Answer these questions using the passage on colonial indentured servants.
(a) To which century and colony does the passage invite readers to journey?
(b) To whom was Susan Watson already bound as an indentured servant?
(c) How many barrels of corn was John Kelly to pay Hugh Lee?

## BEGIN Source passage

The research associated with this project has brought such joy and adventure. We imagine ourselves on a ship with the roaring waves all around us. The records keep piling up as we seek additional storage, and we find ourselves acting as if we are among the indentures. After reading the court records, we only began scratching the surface with these newfound friends of long ago. With each detail, we add character, facts, and personality to a name. The joy of this process is watching the research transform from notes on paper to an actual person. The project not only represents the colonial indentured servants, but it also speaks openly about our determination to let them never be forgotten. Join us for a trip back in time. Journey with us to the 17th century in Virginia as we introduce some exceptional people to all of you today.
John Kelly became the servant of Hugh Lee in October of 1651. Ironically, his servitude would require one year of service, ending November 20th, 1652. But stipulations appear in the court records permitting John Kelly to wed Susan Watson if he chose to do so. Susan Watson was already an indentured servant bound to Hugh Lee. If the marriage took place, John and Susan would agree to serve two 1/2 additional years each. They promised to serve faithfully. Susan was already responsible for the cooking, washing, and lodging for Hugh Lee’s plantation. John and Susan married before the end of the year 1651. In fact, we have reason to believe that John and Susan were married the same day the court rendered its decision, October 28th, 1651. The project has discovered additional notes on John and Susan’s relationship. One could assume that a son may have been born to this couple before marriage. That would explain John’s appearance at court with Hugh Lee and the agreement presented and agreed with both parties. John Kelly was to pay Hugh Lee the equivalent of two thousand pounds of merchantable tobacco and three barrels of corn which had to be paid by, you guessed it, November 20th, 1652.

## END Source passage
## BEGIN Records

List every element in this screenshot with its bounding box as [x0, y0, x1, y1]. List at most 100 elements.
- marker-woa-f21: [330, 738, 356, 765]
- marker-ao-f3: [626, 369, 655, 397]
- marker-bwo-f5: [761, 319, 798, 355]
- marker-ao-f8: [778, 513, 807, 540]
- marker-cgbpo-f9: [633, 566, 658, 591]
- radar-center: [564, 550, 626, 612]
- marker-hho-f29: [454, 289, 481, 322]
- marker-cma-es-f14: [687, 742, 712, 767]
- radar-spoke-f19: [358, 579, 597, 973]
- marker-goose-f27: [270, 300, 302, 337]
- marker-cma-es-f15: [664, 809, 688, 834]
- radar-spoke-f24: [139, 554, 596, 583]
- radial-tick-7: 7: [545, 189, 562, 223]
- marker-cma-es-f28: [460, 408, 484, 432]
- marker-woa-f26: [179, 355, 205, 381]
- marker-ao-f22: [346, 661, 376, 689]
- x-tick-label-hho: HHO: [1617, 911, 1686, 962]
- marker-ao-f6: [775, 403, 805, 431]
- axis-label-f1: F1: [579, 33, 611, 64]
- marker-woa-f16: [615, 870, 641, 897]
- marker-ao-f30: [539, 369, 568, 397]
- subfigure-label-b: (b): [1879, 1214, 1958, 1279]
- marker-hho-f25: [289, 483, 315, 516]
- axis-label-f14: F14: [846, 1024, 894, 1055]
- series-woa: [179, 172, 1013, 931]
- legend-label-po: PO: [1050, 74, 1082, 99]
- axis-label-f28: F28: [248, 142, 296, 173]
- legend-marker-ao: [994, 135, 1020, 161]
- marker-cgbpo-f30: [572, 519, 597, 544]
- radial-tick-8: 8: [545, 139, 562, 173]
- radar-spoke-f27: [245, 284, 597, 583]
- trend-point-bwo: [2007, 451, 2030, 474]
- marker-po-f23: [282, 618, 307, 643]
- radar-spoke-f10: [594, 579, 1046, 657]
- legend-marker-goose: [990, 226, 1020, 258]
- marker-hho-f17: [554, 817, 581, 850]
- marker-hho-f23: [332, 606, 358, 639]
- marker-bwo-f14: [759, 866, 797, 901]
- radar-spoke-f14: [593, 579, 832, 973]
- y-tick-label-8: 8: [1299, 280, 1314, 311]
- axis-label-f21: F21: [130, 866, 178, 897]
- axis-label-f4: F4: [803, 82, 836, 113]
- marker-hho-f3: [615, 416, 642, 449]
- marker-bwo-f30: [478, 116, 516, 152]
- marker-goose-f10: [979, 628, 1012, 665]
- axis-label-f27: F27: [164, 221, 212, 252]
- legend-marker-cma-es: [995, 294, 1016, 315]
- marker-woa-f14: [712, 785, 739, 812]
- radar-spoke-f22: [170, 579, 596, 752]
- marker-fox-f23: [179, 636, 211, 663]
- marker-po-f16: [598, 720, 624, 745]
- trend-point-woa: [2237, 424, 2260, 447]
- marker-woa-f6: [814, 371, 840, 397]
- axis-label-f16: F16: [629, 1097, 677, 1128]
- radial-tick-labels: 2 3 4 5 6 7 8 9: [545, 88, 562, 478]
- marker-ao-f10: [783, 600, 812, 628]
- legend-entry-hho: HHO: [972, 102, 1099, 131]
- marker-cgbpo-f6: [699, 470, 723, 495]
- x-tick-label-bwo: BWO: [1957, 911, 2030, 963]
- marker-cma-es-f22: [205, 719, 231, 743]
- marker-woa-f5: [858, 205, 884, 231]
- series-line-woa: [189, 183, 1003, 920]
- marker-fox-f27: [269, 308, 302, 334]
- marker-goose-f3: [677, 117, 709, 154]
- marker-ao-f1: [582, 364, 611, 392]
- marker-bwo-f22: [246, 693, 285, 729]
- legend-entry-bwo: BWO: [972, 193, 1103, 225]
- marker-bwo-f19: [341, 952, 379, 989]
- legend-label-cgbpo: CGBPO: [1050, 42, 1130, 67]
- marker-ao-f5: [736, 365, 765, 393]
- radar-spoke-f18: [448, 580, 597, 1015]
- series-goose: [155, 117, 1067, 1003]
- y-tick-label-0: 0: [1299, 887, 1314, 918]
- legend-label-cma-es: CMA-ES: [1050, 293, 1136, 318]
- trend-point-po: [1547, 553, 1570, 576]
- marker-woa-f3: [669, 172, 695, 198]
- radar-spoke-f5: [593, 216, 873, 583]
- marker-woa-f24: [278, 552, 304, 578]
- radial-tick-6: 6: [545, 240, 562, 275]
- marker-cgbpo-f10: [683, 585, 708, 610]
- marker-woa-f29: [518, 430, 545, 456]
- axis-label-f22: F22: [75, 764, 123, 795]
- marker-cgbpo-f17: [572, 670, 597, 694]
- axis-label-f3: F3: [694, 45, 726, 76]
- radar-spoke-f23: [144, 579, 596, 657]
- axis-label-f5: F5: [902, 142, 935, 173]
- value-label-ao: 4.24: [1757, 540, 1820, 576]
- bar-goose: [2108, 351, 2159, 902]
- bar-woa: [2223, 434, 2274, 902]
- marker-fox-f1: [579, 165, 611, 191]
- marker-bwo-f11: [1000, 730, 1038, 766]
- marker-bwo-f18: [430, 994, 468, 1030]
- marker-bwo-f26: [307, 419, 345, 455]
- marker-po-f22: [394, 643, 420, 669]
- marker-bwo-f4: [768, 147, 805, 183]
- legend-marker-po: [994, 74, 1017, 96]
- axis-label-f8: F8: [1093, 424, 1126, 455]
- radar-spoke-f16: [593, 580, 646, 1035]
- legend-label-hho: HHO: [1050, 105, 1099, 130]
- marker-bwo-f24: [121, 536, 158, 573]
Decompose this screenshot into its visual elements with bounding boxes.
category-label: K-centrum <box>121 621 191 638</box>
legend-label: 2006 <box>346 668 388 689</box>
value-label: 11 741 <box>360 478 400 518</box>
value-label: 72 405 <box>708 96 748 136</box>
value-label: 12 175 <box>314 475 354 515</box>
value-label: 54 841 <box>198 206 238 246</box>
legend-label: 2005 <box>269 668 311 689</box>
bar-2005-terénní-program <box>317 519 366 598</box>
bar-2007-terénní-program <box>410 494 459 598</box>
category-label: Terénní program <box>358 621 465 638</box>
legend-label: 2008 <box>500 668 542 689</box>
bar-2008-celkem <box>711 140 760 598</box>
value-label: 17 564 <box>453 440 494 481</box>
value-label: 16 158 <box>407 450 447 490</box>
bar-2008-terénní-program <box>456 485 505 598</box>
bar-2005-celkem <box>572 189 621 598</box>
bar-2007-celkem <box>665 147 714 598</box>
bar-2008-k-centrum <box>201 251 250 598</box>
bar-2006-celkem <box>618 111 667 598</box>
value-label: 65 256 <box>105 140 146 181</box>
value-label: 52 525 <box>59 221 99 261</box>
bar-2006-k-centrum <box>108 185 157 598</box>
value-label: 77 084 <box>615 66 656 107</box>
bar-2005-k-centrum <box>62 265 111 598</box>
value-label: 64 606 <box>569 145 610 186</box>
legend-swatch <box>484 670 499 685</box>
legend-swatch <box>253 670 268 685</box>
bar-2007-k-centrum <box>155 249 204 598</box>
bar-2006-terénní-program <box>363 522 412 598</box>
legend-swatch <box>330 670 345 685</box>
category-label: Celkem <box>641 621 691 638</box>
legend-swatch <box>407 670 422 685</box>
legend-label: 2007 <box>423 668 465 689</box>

## END Records

**Exercise solution:**
(a) The 17th century in Virginia.
(b) Hugh Lee.
(c) Three barrels.